# AIM OF THE EXERCISE
Whenever a line of the entries below holds the string "Judy", copy that line and return it.

# AVAILABLE DATA
..............................

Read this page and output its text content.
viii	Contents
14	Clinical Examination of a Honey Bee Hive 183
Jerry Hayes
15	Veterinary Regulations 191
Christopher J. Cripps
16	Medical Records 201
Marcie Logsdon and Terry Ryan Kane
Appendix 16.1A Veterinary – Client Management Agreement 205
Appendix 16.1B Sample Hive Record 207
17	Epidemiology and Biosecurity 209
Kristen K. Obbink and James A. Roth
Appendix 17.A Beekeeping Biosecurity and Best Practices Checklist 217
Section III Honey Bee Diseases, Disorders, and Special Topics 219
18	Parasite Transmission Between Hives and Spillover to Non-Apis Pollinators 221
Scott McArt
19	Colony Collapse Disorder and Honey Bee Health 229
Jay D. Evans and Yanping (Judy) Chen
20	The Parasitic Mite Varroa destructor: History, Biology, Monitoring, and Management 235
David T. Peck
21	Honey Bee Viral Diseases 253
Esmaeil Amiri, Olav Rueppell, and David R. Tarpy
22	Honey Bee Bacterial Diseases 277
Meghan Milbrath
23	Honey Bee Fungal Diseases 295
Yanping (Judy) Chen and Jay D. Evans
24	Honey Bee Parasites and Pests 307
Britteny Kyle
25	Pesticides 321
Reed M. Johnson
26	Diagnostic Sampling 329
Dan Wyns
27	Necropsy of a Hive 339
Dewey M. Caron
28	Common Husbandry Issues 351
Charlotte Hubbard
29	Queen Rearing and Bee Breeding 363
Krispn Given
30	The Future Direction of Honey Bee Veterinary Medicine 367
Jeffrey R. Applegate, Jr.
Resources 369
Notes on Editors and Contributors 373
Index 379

..............................

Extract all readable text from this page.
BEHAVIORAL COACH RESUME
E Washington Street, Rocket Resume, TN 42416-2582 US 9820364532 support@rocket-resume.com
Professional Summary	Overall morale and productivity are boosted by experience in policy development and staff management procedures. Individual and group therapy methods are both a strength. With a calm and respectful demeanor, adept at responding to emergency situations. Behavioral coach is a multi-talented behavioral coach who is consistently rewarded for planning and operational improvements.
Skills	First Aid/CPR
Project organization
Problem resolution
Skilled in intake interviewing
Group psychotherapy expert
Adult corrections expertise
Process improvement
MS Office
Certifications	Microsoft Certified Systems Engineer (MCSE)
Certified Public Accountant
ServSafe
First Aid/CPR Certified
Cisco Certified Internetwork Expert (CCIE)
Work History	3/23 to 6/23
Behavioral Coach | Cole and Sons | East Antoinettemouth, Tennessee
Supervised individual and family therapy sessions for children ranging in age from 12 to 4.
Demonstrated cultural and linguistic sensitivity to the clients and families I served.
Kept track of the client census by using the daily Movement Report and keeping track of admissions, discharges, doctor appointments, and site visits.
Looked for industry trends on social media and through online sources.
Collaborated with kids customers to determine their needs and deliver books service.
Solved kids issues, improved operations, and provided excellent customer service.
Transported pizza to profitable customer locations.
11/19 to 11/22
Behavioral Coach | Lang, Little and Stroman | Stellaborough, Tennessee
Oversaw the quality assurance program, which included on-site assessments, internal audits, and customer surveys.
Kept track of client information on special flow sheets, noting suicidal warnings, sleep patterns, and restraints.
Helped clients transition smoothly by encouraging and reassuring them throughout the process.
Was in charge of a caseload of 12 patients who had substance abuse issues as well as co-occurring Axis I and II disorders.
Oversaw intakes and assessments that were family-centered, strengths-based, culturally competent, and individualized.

..............................

# EXERCISE RESPONSE
Jay D. Evans and Yanping (Judy) Chen
Yanping (Judy) Chen and Jay D. Evans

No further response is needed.